== Directive ==
Pictures stay out of the copy; set down each line of the listing below exactly.

(Data items)
________________________

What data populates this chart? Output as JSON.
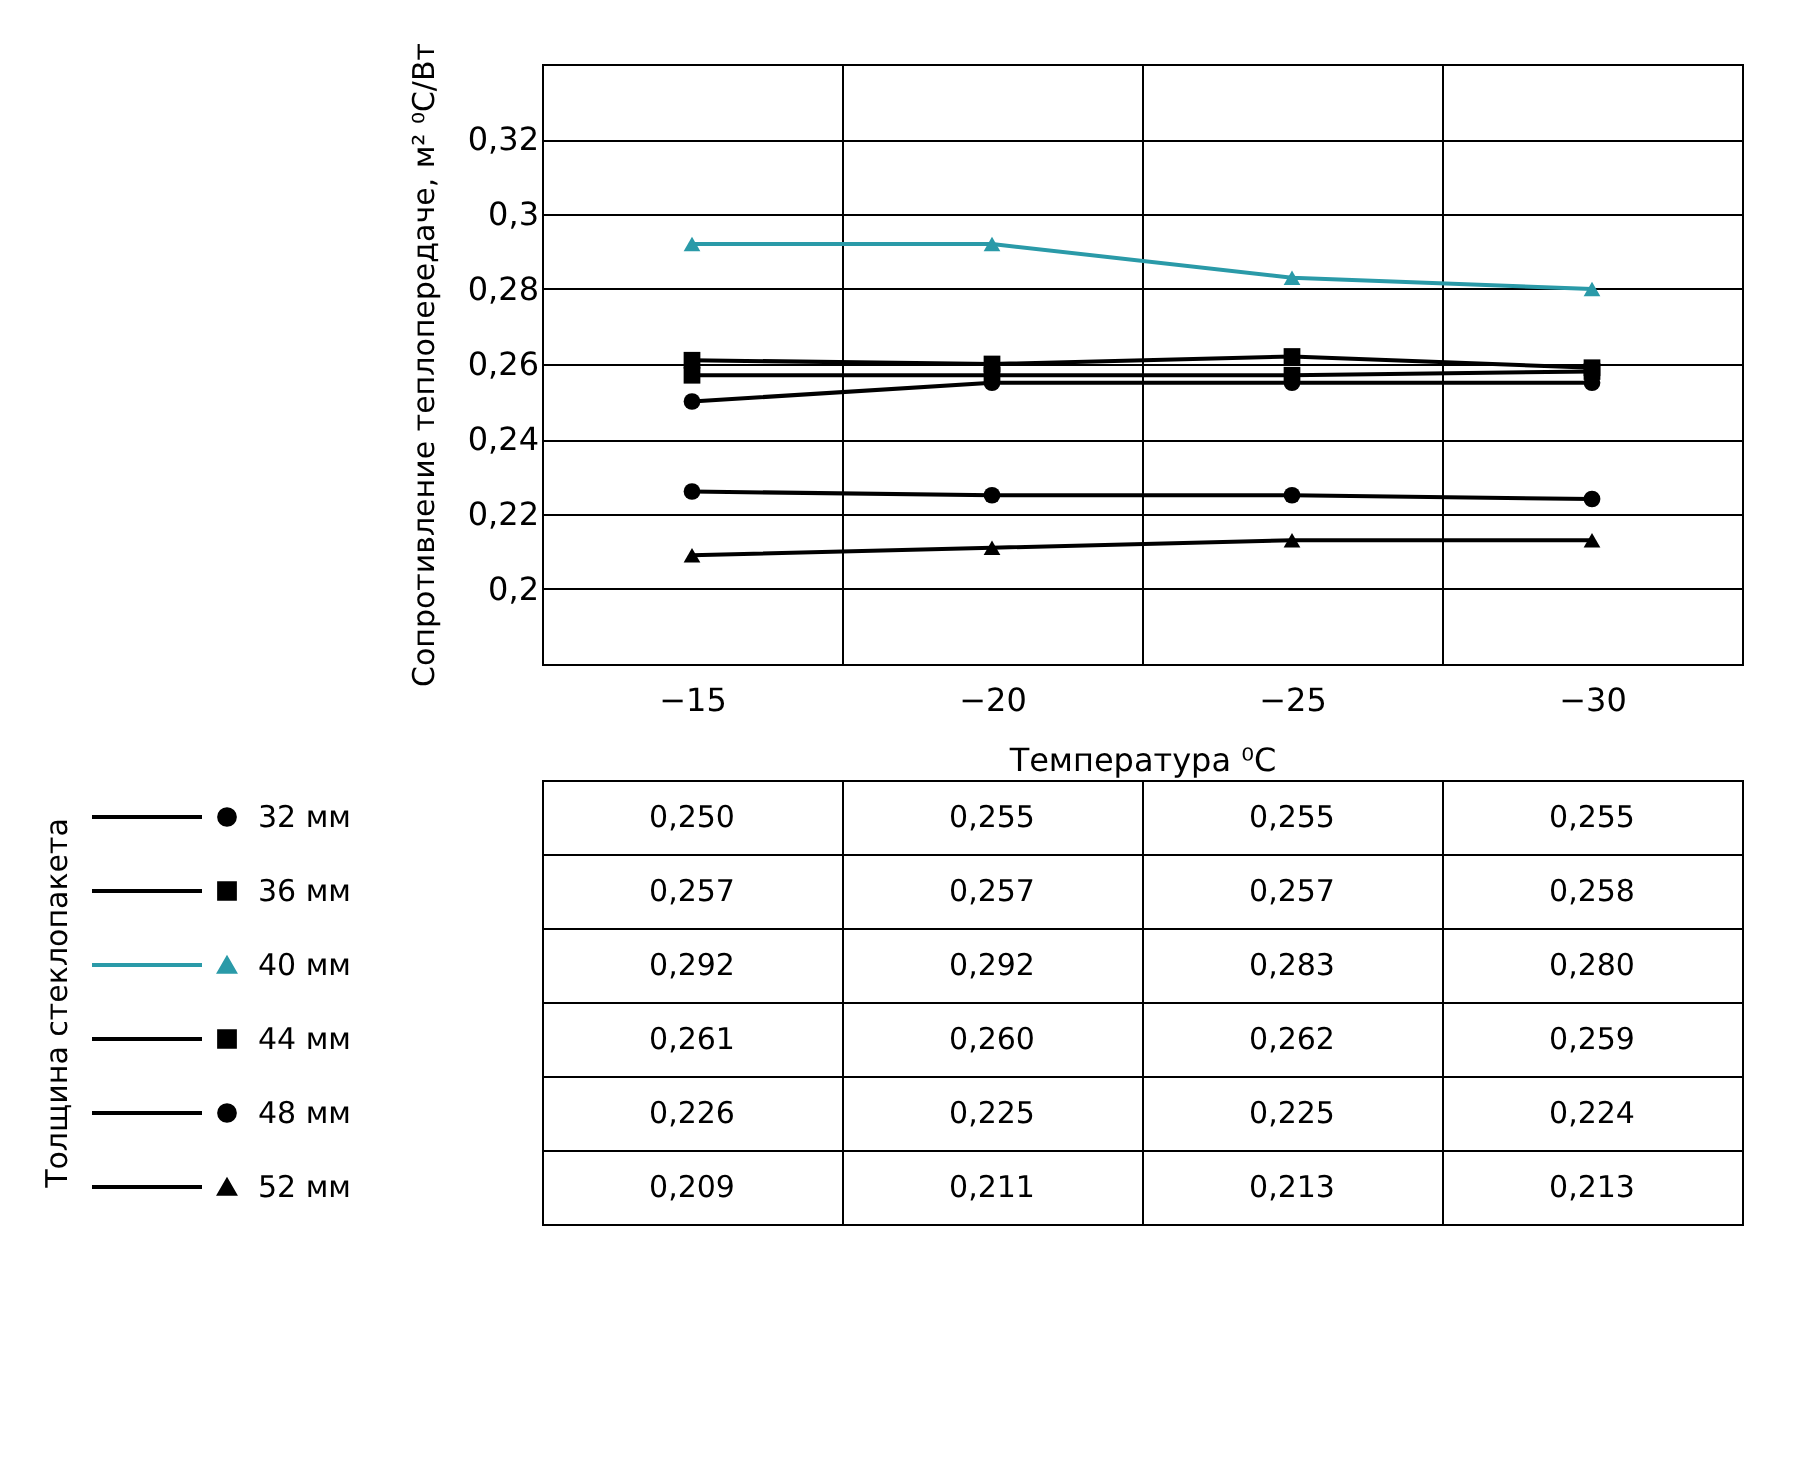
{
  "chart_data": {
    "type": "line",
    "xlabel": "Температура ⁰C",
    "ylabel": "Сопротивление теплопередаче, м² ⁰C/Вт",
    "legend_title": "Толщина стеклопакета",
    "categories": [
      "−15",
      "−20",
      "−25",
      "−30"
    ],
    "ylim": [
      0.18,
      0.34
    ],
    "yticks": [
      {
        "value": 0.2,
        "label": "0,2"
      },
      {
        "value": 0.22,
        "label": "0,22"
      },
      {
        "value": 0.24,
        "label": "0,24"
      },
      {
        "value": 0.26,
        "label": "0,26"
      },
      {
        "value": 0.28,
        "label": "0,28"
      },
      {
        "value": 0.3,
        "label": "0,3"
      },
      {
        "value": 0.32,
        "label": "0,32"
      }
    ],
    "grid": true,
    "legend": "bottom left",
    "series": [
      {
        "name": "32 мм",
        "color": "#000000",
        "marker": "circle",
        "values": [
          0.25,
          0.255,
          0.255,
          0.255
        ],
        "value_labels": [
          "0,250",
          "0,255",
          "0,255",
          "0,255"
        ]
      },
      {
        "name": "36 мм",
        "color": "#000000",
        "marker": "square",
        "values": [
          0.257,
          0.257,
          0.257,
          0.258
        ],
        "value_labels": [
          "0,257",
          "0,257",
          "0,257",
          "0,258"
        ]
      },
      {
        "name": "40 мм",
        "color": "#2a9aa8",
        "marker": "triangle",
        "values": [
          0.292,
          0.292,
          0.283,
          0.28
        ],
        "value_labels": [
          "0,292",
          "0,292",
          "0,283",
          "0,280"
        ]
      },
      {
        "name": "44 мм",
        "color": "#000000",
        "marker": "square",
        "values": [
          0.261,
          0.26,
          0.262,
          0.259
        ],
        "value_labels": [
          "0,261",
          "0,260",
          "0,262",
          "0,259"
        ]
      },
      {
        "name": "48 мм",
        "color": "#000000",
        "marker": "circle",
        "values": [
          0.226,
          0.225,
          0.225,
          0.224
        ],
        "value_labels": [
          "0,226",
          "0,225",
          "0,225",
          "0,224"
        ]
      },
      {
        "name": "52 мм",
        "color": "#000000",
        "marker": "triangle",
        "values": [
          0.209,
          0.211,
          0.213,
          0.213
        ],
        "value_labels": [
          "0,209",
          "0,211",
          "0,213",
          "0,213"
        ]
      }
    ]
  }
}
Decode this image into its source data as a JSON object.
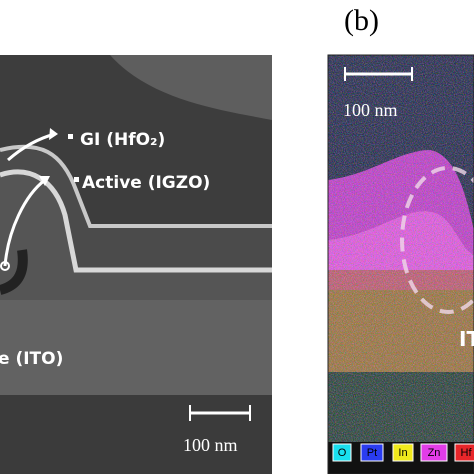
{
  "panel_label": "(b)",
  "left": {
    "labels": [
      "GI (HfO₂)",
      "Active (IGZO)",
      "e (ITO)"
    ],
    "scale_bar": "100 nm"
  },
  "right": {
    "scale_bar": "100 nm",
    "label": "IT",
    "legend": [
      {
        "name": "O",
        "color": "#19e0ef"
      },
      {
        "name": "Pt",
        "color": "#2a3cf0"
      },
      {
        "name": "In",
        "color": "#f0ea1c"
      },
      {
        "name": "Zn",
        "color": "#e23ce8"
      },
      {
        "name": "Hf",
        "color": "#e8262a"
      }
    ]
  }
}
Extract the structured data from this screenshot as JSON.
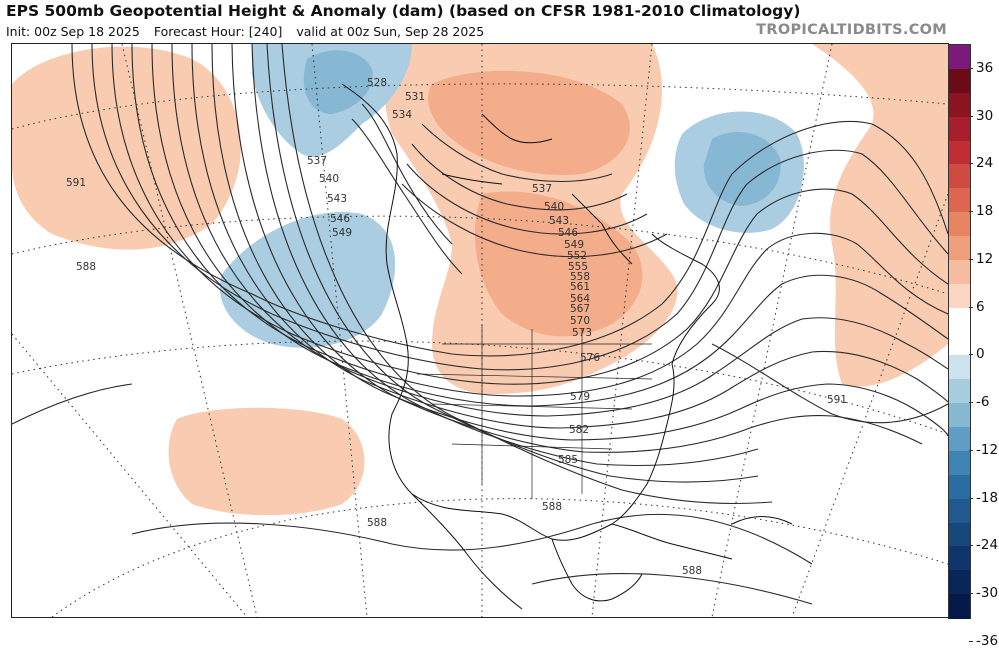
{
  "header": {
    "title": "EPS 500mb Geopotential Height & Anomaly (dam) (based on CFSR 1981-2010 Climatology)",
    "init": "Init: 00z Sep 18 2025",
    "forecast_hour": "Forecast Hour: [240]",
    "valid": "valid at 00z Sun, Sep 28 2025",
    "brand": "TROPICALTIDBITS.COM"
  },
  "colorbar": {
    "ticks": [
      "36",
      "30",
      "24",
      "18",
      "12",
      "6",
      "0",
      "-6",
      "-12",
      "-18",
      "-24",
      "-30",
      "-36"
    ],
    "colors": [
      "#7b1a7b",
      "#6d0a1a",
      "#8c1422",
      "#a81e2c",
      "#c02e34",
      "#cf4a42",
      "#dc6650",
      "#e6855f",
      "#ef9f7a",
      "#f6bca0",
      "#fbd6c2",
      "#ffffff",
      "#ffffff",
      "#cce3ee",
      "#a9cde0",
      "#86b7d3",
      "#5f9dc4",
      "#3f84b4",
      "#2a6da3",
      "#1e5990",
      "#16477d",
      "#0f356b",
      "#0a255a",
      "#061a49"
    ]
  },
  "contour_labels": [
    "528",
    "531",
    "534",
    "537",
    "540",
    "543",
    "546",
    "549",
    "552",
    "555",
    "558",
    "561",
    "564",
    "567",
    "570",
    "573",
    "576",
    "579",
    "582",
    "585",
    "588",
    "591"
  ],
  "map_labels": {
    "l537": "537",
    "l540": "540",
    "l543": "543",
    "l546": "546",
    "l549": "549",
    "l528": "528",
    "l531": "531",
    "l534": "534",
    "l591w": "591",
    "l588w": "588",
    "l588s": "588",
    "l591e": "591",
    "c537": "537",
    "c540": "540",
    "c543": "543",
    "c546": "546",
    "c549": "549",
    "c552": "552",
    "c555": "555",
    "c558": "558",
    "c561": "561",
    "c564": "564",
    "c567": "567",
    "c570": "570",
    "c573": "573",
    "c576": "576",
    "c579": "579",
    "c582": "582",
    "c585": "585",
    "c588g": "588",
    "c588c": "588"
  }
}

________________________

== Correct output ==
What data populates this chart? Output as JSON.
{
  "chart_data": {
    "type": "line",
    "xlabel": "Температура ⁰C",
    "ylabel": "Сопротивление теплопередаче, м² ⁰C/Вт",
    "legend_title": "Толщина стеклопакета",
    "categories": [
      "−15",
      "−20",
      "−25",
      "−30"
    ],
    "ylim": [
      0.18,
      0.34
    ],
    "yticks": [
      {
        "value": 0.2,
        "label": "0,2"
      },
      {
        "value": 0.22,
        "label": "0,22"
      },
      {
        "value": 0.24,
        "label": "0,24"
      },
      {
        "value": 0.26,
        "label": "0,26"
      },
      {
        "value": 0.28,
        "label": "0,28"
      },
      {
        "value": 0.3,
        "label": "0,3"
      },
      {
        "value": 0.32,
        "label": "0,32"
      }
    ],
    "grid": true,
    "legend": "bottom left",
    "series": [
      {
        "name": "32 мм",
        "color": "#000000",
        "marker": "circle",
        "values": [
          0.25,
          0.255,
          0.255,
          0.255
        ],
        "value_labels": [
          "0,250",
          "0,255",
          "0,255",
          "0,255"
        ]
      },
      {
        "name": "36 мм",
        "color": "#000000",
        "marker": "square",
        "values": [
          0.257,
          0.257,
          0.257,
          0.258
        ],
        "value_labels": [
          "0,257",
          "0,257",
          "0,257",
          "0,258"
        ]
      },
      {
        "name": "40 мм",
        "color": "#2a9aa8",
        "marker": "triangle",
        "values": [
          0.292,
          0.292,
          0.283,
          0.28
        ],
        "value_labels": [
          "0,292",
          "0,292",
          "0,283",
          "0,280"
        ]
      },
      {
        "name": "44 мм",
        "color": "#000000",
        "marker": "square",
        "values": [
          0.261,
          0.26,
          0.262,
          0.259
        ],
        "value_labels": [
          "0,261",
          "0,260",
          "0,262",
          "0,259"
        ]
      },
      {
        "name": "48 мм",
        "color": "#000000",
        "marker": "circle",
        "values": [
          0.226,
          0.225,
          0.225,
          0.224
        ],
        "value_labels": [
          "0,226",
          "0,225",
          "0,225",
          "0,224"
        ]
      },
      {
        "name": "52 мм",
        "color": "#000000",
        "marker": "triangle",
        "values": [
          0.209,
          0.211,
          0.213,
          0.213
        ],
        "value_labels": [
          "0,209",
          "0,211",
          "0,213",
          "0,213"
        ]
      }
    ]
  }
}
Decode this image into its source data as a JSON object.
{
  "panel_label": "(b)",
  "left": {
    "labels": [
      "GI (HfO₂)",
      "Active (IGZO)",
      "e (ITO)"
    ],
    "scale_bar": "100 nm"
  },
  "right": {
    "scale_bar": "100 nm",
    "label": "IT",
    "legend": [
      {
        "name": "O",
        "color": "#19e0ef"
      },
      {
        "name": "Pt",
        "color": "#2a3cf0"
      },
      {
        "name": "In",
        "color": "#f0ea1c"
      },
      {
        "name": "Zn",
        "color": "#e23ce8"
      },
      {
        "name": "Hf",
        "color": "#e8262a"
      }
    ]
  }
}
Extract the structured data from this screenshot as JSON.
{
  "header": {
    "title": "EPS 500mb Geopotential Height & Anomaly (dam) (based on CFSR 1981-2010 Climatology)",
    "init": "Init: 00z Sep 18 2025",
    "forecast_hour": "Forecast Hour: [240]",
    "valid": "valid at 00z Sun, Sep 28 2025",
    "brand": "TROPICALTIDBITS.COM"
  },
  "colorbar": {
    "ticks": [
      "36",
      "30",
      "24",
      "18",
      "12",
      "6",
      "0",
      "-6",
      "-12",
      "-18",
      "-24",
      "-30",
      "-36"
    ],
    "colors": [
      "#7b1a7b",
      "#6d0a1a",
      "#8c1422",
      "#a81e2c",
      "#c02e34",
      "#cf4a42",
      "#dc6650",
      "#e6855f",
      "#ef9f7a",
      "#f6bca0",
      "#fbd6c2",
      "#ffffff",
      "#ffffff",
      "#cce3ee",
      "#a9cde0",
      "#86b7d3",
      "#5f9dc4",
      "#3f84b4",
      "#2a6da3",
      "#1e5990",
      "#16477d",
      "#0f356b",
      "#0a255a",
      "#061a49"
    ]
  },
  "contour_labels": [
    "528",
    "531",
    "534",
    "537",
    "540",
    "543",
    "546",
    "549",
    "552",
    "555",
    "558",
    "561",
    "564",
    "567",
    "570",
    "573",
    "576",
    "579",
    "582",
    "585",
    "588",
    "591"
  ],
  "map_labels": {
    "l537": "537",
    "l540": "540",
    "l543": "543",
    "l546": "546",
    "l549": "549",
    "l528": "528",
    "l531": "531",
    "l534": "534",
    "l591w": "591",
    "l588w": "588",
    "l588s": "588",
    "l591e": "591",
    "c537": "537",
    "c540": "540",
    "c543": "543",
    "c546": "546",
    "c549": "549",
    "c552": "552",
    "c555": "555",
    "c558": "558",
    "c561": "561",
    "c564": "564",
    "c567": "567",
    "c570": "570",
    "c573": "573",
    "c576": "576",
    "c579": "579",
    "c582": "582",
    "c585": "585",
    "c588g": "588",
    "c588c": "588"
  }
}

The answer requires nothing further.